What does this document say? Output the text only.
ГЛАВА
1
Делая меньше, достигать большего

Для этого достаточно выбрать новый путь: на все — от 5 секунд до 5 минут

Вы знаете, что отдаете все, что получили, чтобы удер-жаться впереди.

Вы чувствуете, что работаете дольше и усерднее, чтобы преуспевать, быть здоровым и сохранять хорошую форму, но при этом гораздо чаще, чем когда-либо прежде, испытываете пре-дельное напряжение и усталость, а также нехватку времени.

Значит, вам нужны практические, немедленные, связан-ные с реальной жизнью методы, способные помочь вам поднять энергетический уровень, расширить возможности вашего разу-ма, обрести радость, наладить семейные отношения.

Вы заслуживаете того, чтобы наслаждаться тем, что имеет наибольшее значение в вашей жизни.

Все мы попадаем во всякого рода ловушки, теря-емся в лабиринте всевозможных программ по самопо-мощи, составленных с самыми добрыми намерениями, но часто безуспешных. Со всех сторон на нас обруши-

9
####################
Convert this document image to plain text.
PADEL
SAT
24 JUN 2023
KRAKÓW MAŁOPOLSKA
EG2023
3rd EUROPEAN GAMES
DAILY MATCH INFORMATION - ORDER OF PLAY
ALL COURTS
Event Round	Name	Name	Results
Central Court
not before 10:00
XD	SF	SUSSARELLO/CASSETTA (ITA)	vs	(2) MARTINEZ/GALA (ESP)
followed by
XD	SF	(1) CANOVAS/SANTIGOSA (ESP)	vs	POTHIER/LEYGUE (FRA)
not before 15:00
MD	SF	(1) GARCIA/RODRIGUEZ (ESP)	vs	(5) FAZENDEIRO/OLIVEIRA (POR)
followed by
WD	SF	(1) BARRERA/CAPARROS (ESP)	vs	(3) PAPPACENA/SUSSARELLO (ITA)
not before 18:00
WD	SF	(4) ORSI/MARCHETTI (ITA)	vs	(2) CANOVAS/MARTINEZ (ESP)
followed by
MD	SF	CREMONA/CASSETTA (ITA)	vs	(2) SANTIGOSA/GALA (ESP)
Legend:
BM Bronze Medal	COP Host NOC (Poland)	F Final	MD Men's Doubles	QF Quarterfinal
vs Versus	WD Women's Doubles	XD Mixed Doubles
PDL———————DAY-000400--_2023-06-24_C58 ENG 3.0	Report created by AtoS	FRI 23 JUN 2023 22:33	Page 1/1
####################
**Exercise description**
State the count of lines above containing the string "document", and add nothing to it.

**Complete response**
2